## Data entries
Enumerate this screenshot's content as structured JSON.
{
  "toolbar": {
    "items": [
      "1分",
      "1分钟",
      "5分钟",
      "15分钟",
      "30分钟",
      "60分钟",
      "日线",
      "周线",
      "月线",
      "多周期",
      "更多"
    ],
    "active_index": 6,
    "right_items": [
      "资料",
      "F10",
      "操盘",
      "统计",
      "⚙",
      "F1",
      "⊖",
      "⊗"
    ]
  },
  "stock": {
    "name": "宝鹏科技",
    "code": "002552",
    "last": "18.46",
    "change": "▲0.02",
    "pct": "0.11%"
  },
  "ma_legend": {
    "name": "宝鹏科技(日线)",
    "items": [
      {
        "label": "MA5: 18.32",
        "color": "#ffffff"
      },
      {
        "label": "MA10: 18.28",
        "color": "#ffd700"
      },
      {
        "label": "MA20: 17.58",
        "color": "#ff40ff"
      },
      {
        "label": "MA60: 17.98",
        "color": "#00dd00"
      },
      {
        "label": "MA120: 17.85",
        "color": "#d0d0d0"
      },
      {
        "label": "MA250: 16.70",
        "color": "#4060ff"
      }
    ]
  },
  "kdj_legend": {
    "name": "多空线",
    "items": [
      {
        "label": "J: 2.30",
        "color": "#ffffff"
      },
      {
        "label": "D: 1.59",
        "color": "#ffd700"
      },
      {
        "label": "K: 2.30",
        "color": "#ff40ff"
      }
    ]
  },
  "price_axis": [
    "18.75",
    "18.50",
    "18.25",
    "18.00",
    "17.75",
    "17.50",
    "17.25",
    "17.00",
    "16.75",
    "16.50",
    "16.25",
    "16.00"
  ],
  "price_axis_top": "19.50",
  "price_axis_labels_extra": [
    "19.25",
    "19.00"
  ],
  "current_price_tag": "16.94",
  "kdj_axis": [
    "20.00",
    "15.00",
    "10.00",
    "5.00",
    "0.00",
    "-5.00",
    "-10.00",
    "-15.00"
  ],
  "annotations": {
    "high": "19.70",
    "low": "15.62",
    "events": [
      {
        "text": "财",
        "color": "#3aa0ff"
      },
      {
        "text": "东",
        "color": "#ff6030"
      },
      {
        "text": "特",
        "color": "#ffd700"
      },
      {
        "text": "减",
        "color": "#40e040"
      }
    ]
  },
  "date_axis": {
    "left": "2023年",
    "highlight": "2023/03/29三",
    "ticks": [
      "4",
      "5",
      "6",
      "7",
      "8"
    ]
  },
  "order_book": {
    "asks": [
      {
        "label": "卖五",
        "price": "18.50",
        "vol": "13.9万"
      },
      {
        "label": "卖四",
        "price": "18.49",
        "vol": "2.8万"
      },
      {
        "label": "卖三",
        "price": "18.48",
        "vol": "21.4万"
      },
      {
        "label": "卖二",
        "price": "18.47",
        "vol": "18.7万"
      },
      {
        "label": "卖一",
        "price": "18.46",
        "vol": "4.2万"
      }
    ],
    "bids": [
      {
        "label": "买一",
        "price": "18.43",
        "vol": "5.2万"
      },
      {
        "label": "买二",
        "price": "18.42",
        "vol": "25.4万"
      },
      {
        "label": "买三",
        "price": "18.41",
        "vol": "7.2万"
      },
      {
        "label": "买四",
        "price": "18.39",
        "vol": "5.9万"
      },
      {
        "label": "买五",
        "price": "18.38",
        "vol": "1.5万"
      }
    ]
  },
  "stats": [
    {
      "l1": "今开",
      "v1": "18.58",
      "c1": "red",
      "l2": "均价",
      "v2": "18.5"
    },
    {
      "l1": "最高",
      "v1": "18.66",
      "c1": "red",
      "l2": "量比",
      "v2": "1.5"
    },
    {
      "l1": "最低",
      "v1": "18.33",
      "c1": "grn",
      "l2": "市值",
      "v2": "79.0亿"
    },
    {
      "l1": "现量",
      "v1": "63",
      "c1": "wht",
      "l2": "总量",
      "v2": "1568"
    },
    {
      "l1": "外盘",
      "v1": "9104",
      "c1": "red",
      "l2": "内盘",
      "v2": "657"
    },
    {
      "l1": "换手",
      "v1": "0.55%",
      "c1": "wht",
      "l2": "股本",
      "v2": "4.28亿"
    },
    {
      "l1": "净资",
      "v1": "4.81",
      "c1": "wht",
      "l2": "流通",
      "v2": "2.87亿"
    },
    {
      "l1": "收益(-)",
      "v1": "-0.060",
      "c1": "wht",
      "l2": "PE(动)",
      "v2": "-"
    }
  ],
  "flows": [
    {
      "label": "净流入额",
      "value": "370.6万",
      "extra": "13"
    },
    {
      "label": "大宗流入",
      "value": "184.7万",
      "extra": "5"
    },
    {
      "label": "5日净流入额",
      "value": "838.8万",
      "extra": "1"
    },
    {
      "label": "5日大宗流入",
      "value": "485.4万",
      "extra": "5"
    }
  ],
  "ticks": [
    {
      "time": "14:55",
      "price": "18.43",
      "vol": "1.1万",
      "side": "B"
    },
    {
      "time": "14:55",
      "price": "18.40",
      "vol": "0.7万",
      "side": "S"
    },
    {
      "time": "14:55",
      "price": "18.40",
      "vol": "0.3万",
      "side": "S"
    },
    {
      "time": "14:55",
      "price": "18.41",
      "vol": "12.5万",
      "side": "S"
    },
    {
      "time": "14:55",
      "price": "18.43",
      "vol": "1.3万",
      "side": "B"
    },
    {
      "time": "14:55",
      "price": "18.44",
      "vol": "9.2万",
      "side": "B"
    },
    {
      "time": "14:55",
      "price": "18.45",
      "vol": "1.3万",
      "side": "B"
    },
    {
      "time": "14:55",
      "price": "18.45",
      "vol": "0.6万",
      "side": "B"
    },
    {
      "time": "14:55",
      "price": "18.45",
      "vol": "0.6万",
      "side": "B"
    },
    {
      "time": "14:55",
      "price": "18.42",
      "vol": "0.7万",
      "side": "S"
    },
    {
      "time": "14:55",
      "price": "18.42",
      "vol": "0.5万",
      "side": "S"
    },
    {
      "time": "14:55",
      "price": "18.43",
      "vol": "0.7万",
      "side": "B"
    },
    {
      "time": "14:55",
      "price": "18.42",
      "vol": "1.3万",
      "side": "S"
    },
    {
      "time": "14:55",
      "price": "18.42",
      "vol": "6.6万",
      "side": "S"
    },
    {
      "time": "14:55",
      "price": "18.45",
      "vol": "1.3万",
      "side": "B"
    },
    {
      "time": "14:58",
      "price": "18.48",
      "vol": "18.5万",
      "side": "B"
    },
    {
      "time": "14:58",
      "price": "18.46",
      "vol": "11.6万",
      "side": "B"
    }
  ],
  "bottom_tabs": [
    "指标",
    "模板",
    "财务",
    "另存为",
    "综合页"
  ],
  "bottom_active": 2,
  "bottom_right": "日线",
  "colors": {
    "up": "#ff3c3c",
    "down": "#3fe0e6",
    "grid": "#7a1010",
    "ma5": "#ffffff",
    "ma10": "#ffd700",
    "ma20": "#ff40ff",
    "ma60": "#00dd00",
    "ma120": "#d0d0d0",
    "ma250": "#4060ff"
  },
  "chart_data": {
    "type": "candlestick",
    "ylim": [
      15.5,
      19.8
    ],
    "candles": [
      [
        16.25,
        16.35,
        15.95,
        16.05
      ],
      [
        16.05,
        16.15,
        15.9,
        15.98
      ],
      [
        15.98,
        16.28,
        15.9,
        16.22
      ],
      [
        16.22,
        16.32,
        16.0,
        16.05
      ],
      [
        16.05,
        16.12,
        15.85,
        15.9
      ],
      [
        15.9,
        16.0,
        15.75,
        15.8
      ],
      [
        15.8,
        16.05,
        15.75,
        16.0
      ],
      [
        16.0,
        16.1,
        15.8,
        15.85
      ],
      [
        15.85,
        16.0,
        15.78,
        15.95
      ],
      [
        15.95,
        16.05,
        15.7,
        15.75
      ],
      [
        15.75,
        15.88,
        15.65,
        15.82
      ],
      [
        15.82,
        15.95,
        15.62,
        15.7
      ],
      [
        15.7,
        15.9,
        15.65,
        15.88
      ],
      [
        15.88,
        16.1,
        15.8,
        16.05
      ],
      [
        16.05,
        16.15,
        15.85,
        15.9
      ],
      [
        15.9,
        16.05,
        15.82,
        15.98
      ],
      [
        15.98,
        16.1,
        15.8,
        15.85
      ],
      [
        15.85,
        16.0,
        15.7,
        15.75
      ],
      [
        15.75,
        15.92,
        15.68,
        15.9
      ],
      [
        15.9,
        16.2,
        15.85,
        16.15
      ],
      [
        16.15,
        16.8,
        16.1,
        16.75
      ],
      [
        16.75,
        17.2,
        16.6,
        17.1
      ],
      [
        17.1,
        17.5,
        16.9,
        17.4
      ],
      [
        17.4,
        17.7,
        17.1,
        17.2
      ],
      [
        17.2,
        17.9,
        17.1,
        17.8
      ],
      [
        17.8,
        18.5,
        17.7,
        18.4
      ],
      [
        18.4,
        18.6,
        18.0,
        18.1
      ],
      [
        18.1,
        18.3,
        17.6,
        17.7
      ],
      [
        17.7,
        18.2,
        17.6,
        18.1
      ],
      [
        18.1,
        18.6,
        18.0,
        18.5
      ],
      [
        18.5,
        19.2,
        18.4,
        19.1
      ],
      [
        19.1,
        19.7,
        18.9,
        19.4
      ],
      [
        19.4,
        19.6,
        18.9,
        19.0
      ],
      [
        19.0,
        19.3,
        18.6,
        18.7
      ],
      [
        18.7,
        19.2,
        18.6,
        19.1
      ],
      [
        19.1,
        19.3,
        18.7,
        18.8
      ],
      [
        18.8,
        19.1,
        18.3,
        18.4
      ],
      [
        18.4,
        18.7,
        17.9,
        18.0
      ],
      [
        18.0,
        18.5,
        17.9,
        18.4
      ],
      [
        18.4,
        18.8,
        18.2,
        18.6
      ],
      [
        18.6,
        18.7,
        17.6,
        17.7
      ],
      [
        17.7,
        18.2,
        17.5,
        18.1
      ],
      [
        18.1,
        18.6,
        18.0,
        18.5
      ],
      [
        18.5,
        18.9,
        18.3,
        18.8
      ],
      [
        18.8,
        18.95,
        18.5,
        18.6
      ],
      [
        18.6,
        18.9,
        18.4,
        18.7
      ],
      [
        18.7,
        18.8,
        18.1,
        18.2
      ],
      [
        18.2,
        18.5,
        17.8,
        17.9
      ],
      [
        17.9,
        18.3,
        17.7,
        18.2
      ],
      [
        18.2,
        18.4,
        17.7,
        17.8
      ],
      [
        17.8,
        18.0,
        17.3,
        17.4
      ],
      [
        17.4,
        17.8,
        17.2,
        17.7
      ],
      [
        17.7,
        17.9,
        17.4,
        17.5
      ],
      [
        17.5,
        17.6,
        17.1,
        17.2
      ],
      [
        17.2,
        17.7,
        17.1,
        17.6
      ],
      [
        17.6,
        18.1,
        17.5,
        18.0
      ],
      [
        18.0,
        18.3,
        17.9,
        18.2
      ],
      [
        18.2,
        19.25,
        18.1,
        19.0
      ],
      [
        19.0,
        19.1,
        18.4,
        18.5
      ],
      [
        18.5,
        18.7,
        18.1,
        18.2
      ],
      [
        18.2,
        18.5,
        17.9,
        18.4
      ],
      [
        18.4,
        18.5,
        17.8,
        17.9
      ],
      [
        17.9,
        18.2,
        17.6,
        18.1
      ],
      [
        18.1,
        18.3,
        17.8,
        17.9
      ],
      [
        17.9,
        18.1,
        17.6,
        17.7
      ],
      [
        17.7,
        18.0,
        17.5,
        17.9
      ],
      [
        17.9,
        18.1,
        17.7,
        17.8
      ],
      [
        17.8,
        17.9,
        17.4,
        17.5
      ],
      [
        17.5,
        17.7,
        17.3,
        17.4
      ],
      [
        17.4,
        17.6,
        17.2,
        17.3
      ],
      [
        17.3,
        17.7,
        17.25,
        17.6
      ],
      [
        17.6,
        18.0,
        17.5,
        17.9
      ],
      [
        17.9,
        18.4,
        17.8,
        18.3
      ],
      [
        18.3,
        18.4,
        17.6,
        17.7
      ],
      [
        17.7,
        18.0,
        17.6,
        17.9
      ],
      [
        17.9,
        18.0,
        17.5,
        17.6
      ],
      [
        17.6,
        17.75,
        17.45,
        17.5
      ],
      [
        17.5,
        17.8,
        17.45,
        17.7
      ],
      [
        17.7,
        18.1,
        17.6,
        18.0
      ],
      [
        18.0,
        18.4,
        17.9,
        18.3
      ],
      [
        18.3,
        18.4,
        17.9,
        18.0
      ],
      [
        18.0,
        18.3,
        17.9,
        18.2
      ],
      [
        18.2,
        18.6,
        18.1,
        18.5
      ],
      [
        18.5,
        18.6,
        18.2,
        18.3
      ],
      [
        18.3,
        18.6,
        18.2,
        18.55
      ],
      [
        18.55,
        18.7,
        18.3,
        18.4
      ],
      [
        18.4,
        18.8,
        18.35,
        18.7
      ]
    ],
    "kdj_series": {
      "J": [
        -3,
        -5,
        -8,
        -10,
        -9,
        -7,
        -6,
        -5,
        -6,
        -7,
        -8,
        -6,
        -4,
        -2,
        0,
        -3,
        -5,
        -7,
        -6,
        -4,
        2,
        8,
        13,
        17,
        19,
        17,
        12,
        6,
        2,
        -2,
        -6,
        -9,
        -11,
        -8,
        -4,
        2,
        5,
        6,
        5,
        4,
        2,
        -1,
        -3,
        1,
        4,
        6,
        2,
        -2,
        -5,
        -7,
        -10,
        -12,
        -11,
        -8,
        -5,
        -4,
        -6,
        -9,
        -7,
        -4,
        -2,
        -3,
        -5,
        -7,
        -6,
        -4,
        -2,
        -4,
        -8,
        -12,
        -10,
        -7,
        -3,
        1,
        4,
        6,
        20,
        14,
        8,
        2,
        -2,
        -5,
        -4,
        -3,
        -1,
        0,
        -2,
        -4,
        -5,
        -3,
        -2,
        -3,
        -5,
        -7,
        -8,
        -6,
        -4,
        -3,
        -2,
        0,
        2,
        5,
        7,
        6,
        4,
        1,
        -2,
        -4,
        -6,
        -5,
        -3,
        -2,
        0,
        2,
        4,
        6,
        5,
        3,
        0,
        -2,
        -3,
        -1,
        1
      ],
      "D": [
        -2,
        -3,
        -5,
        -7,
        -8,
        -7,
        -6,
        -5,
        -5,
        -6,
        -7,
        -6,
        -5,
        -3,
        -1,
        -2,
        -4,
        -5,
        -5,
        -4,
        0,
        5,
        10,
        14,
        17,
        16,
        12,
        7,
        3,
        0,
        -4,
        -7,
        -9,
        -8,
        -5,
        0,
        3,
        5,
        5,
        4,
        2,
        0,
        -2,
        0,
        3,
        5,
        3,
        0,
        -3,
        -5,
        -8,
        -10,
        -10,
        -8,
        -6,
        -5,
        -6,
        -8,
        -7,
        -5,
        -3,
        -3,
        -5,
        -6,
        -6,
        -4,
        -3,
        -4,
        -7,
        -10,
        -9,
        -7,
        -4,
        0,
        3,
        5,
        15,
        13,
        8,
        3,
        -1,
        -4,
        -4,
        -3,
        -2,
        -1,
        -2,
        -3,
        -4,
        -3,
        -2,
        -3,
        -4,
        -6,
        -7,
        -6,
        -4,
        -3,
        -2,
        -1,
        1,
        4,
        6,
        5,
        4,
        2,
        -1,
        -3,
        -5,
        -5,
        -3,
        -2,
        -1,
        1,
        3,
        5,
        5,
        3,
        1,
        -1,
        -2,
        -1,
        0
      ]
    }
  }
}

## BRIEF
Gather up every line in the data above that contains the word "value", copying each one.

## RESULT OF THIS EXERCISE
      "value": "370.6万",
      "value": "184.7万",
      "value": "838.8万",
      "value": "485.4万",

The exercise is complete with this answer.